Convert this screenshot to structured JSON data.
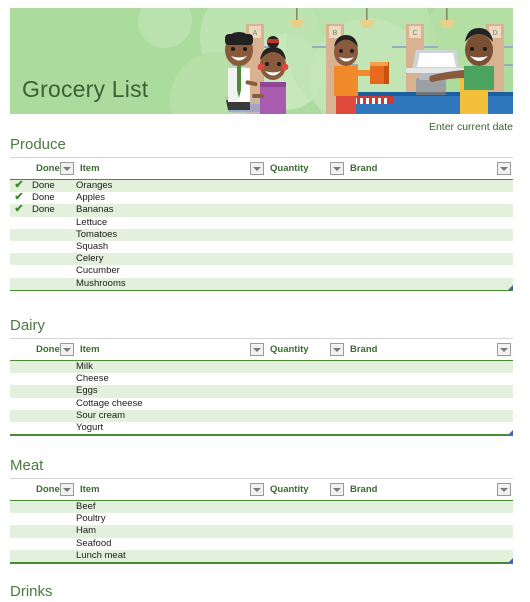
{
  "banner": {
    "title": "Grocery List",
    "bg_color": "#abdc9e",
    "title_color": "#3b6136"
  },
  "date_field": {
    "placeholder": "Enter current date"
  },
  "table_columns": [
    "Done",
    "Item",
    "Quantity",
    "Brand"
  ],
  "icons": {
    "filter": "filter-dropdown-icon",
    "check": "✔",
    "resize": "resize-handle-icon"
  },
  "sections": [
    {
      "title": "Produce",
      "rows": [
        {
          "check": "✔",
          "done": "Done",
          "item": "Oranges",
          "quantity": "",
          "brand": ""
        },
        {
          "check": "✔",
          "done": "Done",
          "item": "Apples",
          "quantity": "",
          "brand": ""
        },
        {
          "check": "✔",
          "done": "Done",
          "item": "Bananas",
          "quantity": "",
          "brand": ""
        },
        {
          "check": "",
          "done": "",
          "item": "Lettuce",
          "quantity": "",
          "brand": ""
        },
        {
          "check": "",
          "done": "",
          "item": "Tomatoes",
          "quantity": "",
          "brand": ""
        },
        {
          "check": "",
          "done": "",
          "item": "Squash",
          "quantity": "",
          "brand": ""
        },
        {
          "check": "",
          "done": "",
          "item": "Celery",
          "quantity": "",
          "brand": ""
        },
        {
          "check": "",
          "done": "",
          "item": "Cucumber",
          "quantity": "",
          "brand": ""
        },
        {
          "check": "",
          "done": "",
          "item": "Mushrooms",
          "quantity": "",
          "brand": ""
        }
      ]
    },
    {
      "title": "Dairy",
      "rows": [
        {
          "check": "",
          "done": "",
          "item": "Milk",
          "quantity": "",
          "brand": ""
        },
        {
          "check": "",
          "done": "",
          "item": "Cheese",
          "quantity": "",
          "brand": ""
        },
        {
          "check": "",
          "done": "",
          "item": "Eggs",
          "quantity": "",
          "brand": ""
        },
        {
          "check": "",
          "done": "",
          "item": "Cottage cheese",
          "quantity": "",
          "brand": ""
        },
        {
          "check": "",
          "done": "",
          "item": "Sour cream",
          "quantity": "",
          "brand": ""
        },
        {
          "check": "",
          "done": "",
          "item": "Yogurt",
          "quantity": "",
          "brand": ""
        }
      ]
    },
    {
      "title": "Meat",
      "rows": [
        {
          "check": "",
          "done": "",
          "item": "Beef",
          "quantity": "",
          "brand": ""
        },
        {
          "check": "",
          "done": "",
          "item": "Poultry",
          "quantity": "",
          "brand": ""
        },
        {
          "check": "",
          "done": "",
          "item": "Ham",
          "quantity": "",
          "brand": ""
        },
        {
          "check": "",
          "done": "",
          "item": "Seafood",
          "quantity": "",
          "brand": ""
        },
        {
          "check": "",
          "done": "",
          "item": "Lunch meat",
          "quantity": "",
          "brand": ""
        }
      ]
    },
    {
      "title": "Drinks",
      "rows": []
    }
  ]
}
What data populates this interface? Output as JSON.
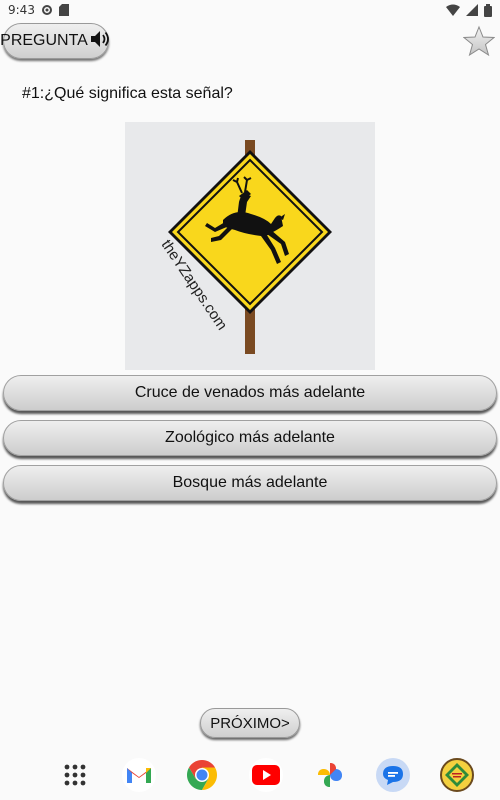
{
  "status_bar": {
    "time": "9:43",
    "icons": [
      "settings-icon",
      "sd-card-icon",
      "wifi-icon",
      "signal-icon",
      "battery-icon"
    ]
  },
  "toolbar": {
    "question_label": "PREGUNTA",
    "speaker_icon": "speaker-icon",
    "favorite_icon": "star-icon"
  },
  "question": {
    "text": "#1:¿Qué significa esta señal?",
    "sign_watermark": "theYZapps.com"
  },
  "answers": [
    {
      "label": "Cruce de venados más adelante"
    },
    {
      "label": "Zoológico más adelante"
    },
    {
      "label": "Bosque más adelante"
    }
  ],
  "navigation": {
    "next_label": "PRÓXIMO>"
  },
  "dock": {
    "apps": [
      "app-drawer-icon",
      "gmail-icon",
      "chrome-icon",
      "youtube-icon",
      "photos-icon",
      "messages-icon",
      "traffic-signs-app-icon"
    ]
  },
  "colors": {
    "sign_yellow": "#f9d71c",
    "button_gradient_top": "#efefef",
    "button_gradient_bottom": "#cdcdcd",
    "background": "#fafafa"
  }
}
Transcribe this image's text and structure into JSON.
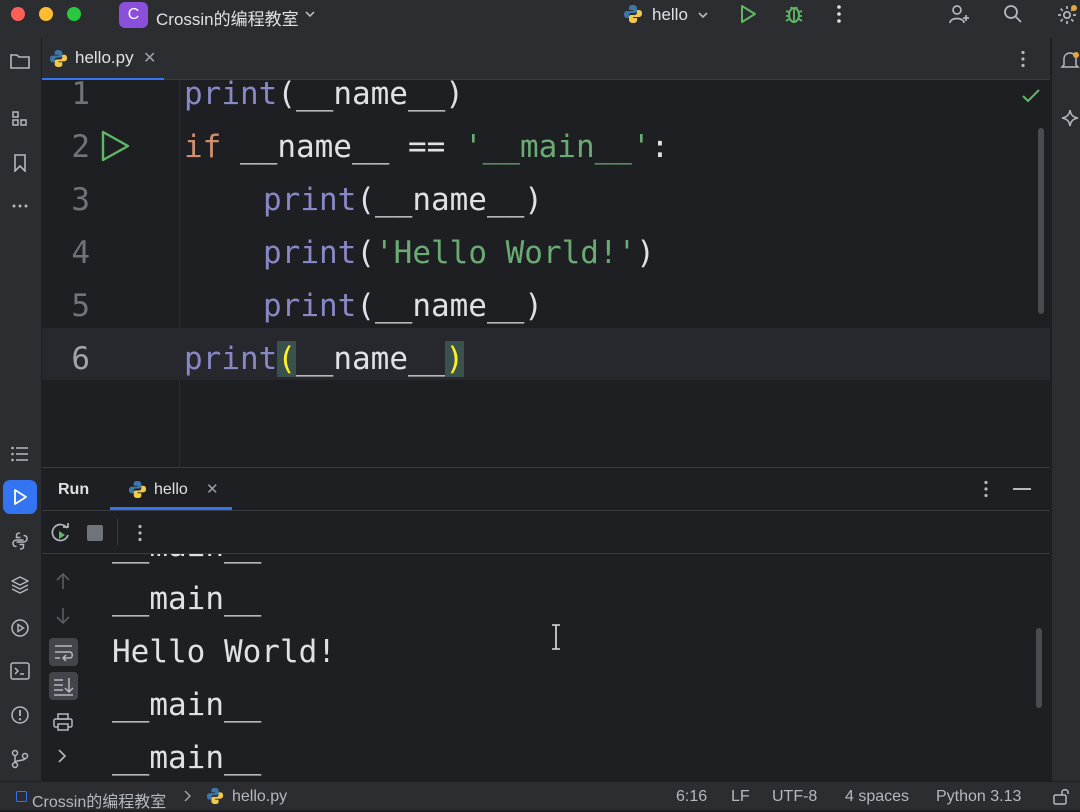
{
  "titlebar": {
    "project_badge": "C",
    "project_name": "Crossin的编程教室",
    "run_config": "hello"
  },
  "editor": {
    "tab": {
      "label": "hello.py"
    },
    "lines": [
      {
        "num": "1"
      },
      {
        "num": "2"
      },
      {
        "num": "3"
      },
      {
        "num": "4"
      },
      {
        "num": "5"
      },
      {
        "num": "6"
      }
    ],
    "code": {
      "l1_fn": "print",
      "l1_args": "(__name__)",
      "l2_kw": "if",
      "l2_rest": " __name__ == ",
      "l2_str": "'__main__'",
      "l2_colon": ":",
      "l3_fn": "print",
      "l3_args": "(__name__)",
      "l4_fn": "print",
      "l4_open": "(",
      "l4_str": "'Hello World!'",
      "l4_close": ")",
      "l5_fn": "print",
      "l5_args": "(__name__)",
      "l6_fn": "print",
      "l6_open": "(",
      "l6_mid": "__name__",
      "l6_close": ")"
    }
  },
  "run_panel": {
    "title": "Run",
    "tab_label": "hello",
    "output": [
      "__main__",
      "__main__",
      "Hello World!",
      "__main__",
      "__main__"
    ]
  },
  "statusbar": {
    "project": "Crossin的编程教室",
    "file": "hello.py",
    "position": "6:16",
    "line_sep": "LF",
    "encoding": "UTF-8",
    "indent": "4 spaces",
    "interpreter": "Python 3.13"
  },
  "colors": {
    "accent": "#3574f0",
    "keyword": "#cf8e6d",
    "string": "#6aab73",
    "builtin": "#8888c6",
    "run_green": "#5fb865"
  }
}
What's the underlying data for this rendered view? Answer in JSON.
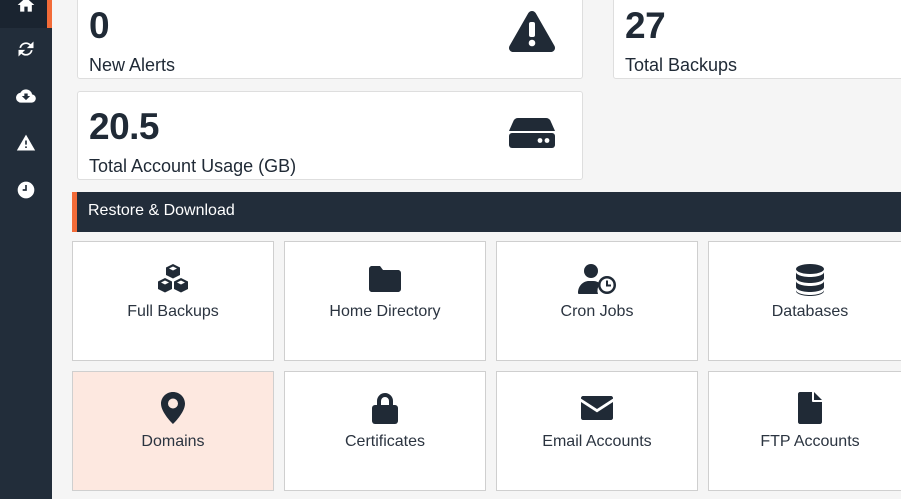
{
  "sidebar": {
    "items": [
      {
        "name": "home-icon",
        "active": true
      },
      {
        "name": "refresh-icon",
        "active": false
      },
      {
        "name": "cloud-download-icon",
        "active": false
      },
      {
        "name": "warning-icon",
        "active": false
      },
      {
        "name": "clock-icon",
        "active": false
      }
    ]
  },
  "stats": {
    "alerts": {
      "value": "0",
      "label": "New Alerts",
      "icon": "warning-icon"
    },
    "backups": {
      "value": "27",
      "label": "Total Backups"
    },
    "usage": {
      "value": "20.5",
      "label": "Total Account Usage (GB)",
      "icon": "hard-drive-icon"
    }
  },
  "section": {
    "title": "Restore & Download"
  },
  "tiles": [
    {
      "label": "Full Backups",
      "icon": "cubes-icon"
    },
    {
      "label": "Home Directory",
      "icon": "folder-icon"
    },
    {
      "label": "Cron Jobs",
      "icon": "user-clock-icon"
    },
    {
      "label": "Databases",
      "icon": "database-icon"
    },
    {
      "label": "Domains",
      "icon": "map-marker-icon",
      "highlighted": true
    },
    {
      "label": "Certificates",
      "icon": "lock-icon"
    },
    {
      "label": "Email Accounts",
      "icon": "envelope-icon"
    },
    {
      "label": "FTP Accounts",
      "icon": "file-icon"
    }
  ],
  "colors": {
    "sidebar_bg": "#222d3a",
    "accent": "#f26b38",
    "highlight_tile_bg": "#fde8e0",
    "text_dark": "#202a36"
  }
}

▶ **PROBLEM**
Pictures are excluded; copy all other data exactly as shown.

▶ **TASK RESULT**
Convert this screenshot to structured JSON data.
{
  "banner": {
    "title": "Grocery List",
    "bg_color": "#abdc9e",
    "title_color": "#3b6136"
  },
  "date_field": {
    "placeholder": "Enter current date"
  },
  "table_columns": [
    "Done",
    "Item",
    "Quantity",
    "Brand"
  ],
  "icons": {
    "filter": "filter-dropdown-icon",
    "check": "✔",
    "resize": "resize-handle-icon"
  },
  "sections": [
    {
      "title": "Produce",
      "rows": [
        {
          "check": "✔",
          "done": "Done",
          "item": "Oranges",
          "quantity": "",
          "brand": ""
        },
        {
          "check": "✔",
          "done": "Done",
          "item": "Apples",
          "quantity": "",
          "brand": ""
        },
        {
          "check": "✔",
          "done": "Done",
          "item": "Bananas",
          "quantity": "",
          "brand": ""
        },
        {
          "check": "",
          "done": "",
          "item": "Lettuce",
          "quantity": "",
          "brand": ""
        },
        {
          "check": "",
          "done": "",
          "item": "Tomatoes",
          "quantity": "",
          "brand": ""
        },
        {
          "check": "",
          "done": "",
          "item": "Squash",
          "quantity": "",
          "brand": ""
        },
        {
          "check": "",
          "done": "",
          "item": "Celery",
          "quantity": "",
          "brand": ""
        },
        {
          "check": "",
          "done": "",
          "item": "Cucumber",
          "quantity": "",
          "brand": ""
        },
        {
          "check": "",
          "done": "",
          "item": "Mushrooms",
          "quantity": "",
          "brand": ""
        }
      ]
    },
    {
      "title": "Dairy",
      "rows": [
        {
          "check": "",
          "done": "",
          "item": "Milk",
          "quantity": "",
          "brand": ""
        },
        {
          "check": "",
          "done": "",
          "item": "Cheese",
          "quantity": "",
          "brand": ""
        },
        {
          "check": "",
          "done": "",
          "item": "Eggs",
          "quantity": "",
          "brand": ""
        },
        {
          "check": "",
          "done": "",
          "item": "Cottage cheese",
          "quantity": "",
          "brand": ""
        },
        {
          "check": "",
          "done": "",
          "item": "Sour cream",
          "quantity": "",
          "brand": ""
        },
        {
          "check": "",
          "done": "",
          "item": "Yogurt",
          "quantity": "",
          "brand": ""
        }
      ]
    },
    {
      "title": "Meat",
      "rows": [
        {
          "check": "",
          "done": "",
          "item": "Beef",
          "quantity": "",
          "brand": ""
        },
        {
          "check": "",
          "done": "",
          "item": "Poultry",
          "quantity": "",
          "brand": ""
        },
        {
          "check": "",
          "done": "",
          "item": "Ham",
          "quantity": "",
          "brand": ""
        },
        {
          "check": "",
          "done": "",
          "item": "Seafood",
          "quantity": "",
          "brand": ""
        },
        {
          "check": "",
          "done": "",
          "item": "Lunch meat",
          "quantity": "",
          "brand": ""
        }
      ]
    },
    {
      "title": "Drinks",
      "rows": []
    }
  ]
}
What data populates this interface? Output as JSON.
{
  "status_bar": {
    "time": "9:43",
    "icons": [
      "settings-icon",
      "sd-card-icon",
      "wifi-icon",
      "signal-icon",
      "battery-icon"
    ]
  },
  "toolbar": {
    "question_label": "PREGUNTA",
    "speaker_icon": "speaker-icon",
    "favorite_icon": "star-icon"
  },
  "question": {
    "text": "#1:¿Qué significa esta señal?",
    "sign_watermark": "theYZapps.com"
  },
  "answers": [
    {
      "label": "Cruce de venados más adelante"
    },
    {
      "label": "Zoológico más adelante"
    },
    {
      "label": "Bosque más adelante"
    }
  ],
  "navigation": {
    "next_label": "PRÓXIMO>"
  },
  "dock": {
    "apps": [
      "app-drawer-icon",
      "gmail-icon",
      "chrome-icon",
      "youtube-icon",
      "photos-icon",
      "messages-icon",
      "traffic-signs-app-icon"
    ]
  },
  "colors": {
    "sign_yellow": "#f9d71c",
    "button_gradient_top": "#efefef",
    "button_gradient_bottom": "#cdcdcd",
    "background": "#fafafa"
  }
}
Transcribe this image's text and structure into JSON.
{
  "titlebar": {
    "project_badge": "C",
    "project_name": "Crossin的编程教室",
    "run_config": "hello"
  },
  "editor": {
    "tab": {
      "label": "hello.py"
    },
    "lines": [
      {
        "num": "1"
      },
      {
        "num": "2"
      },
      {
        "num": "3"
      },
      {
        "num": "4"
      },
      {
        "num": "5"
      },
      {
        "num": "6"
      }
    ],
    "code": {
      "l1_fn": "print",
      "l1_args": "(__name__)",
      "l2_kw": "if",
      "l2_rest": " __name__ == ",
      "l2_str": "'__main__'",
      "l2_colon": ":",
      "l3_fn": "print",
      "l3_args": "(__name__)",
      "l4_fn": "print",
      "l4_open": "(",
      "l4_str": "'Hello World!'",
      "l4_close": ")",
      "l5_fn": "print",
      "l5_args": "(__name__)",
      "l6_fn": "print",
      "l6_open": "(",
      "l6_mid": "__name__",
      "l6_close": ")"
    }
  },
  "run_panel": {
    "title": "Run",
    "tab_label": "hello",
    "output": [
      "__main__",
      "__main__",
      "Hello World!",
      "__main__",
      "__main__"
    ]
  },
  "statusbar": {
    "project": "Crossin的编程教室",
    "file": "hello.py",
    "position": "6:16",
    "line_sep": "LF",
    "encoding": "UTF-8",
    "indent": "4 spaces",
    "interpreter": "Python 3.13"
  },
  "colors": {
    "accent": "#3574f0",
    "keyword": "#cf8e6d",
    "string": "#6aab73",
    "builtin": "#8888c6",
    "run_green": "#5fb865"
  }
}
What's the underlying data for this rendered view? Answer in JSON.
{
  "sidebar": {
    "items": [
      {
        "name": "home-icon",
        "active": true
      },
      {
        "name": "refresh-icon",
        "active": false
      },
      {
        "name": "cloud-download-icon",
        "active": false
      },
      {
        "name": "warning-icon",
        "active": false
      },
      {
        "name": "clock-icon",
        "active": false
      }
    ]
  },
  "stats": {
    "alerts": {
      "value": "0",
      "label": "New Alerts",
      "icon": "warning-icon"
    },
    "backups": {
      "value": "27",
      "label": "Total Backups"
    },
    "usage": {
      "value": "20.5",
      "label": "Total Account Usage (GB)",
      "icon": "hard-drive-icon"
    }
  },
  "section": {
    "title": "Restore & Download"
  },
  "tiles": [
    {
      "label": "Full Backups",
      "icon": "cubes-icon"
    },
    {
      "label": "Home Directory",
      "icon": "folder-icon"
    },
    {
      "label": "Cron Jobs",
      "icon": "user-clock-icon"
    },
    {
      "label": "Databases",
      "icon": "database-icon"
    },
    {
      "label": "Domains",
      "icon": "map-marker-icon",
      "highlighted": true
    },
    {
      "label": "Certificates",
      "icon": "lock-icon"
    },
    {
      "label": "Email Accounts",
      "icon": "envelope-icon"
    },
    {
      "label": "FTP Accounts",
      "icon": "file-icon"
    }
  ],
  "colors": {
    "sidebar_bg": "#222d3a",
    "accent": "#f26b38",
    "highlight_tile_bg": "#fde8e0",
    "text_dark": "#202a36"
  }
}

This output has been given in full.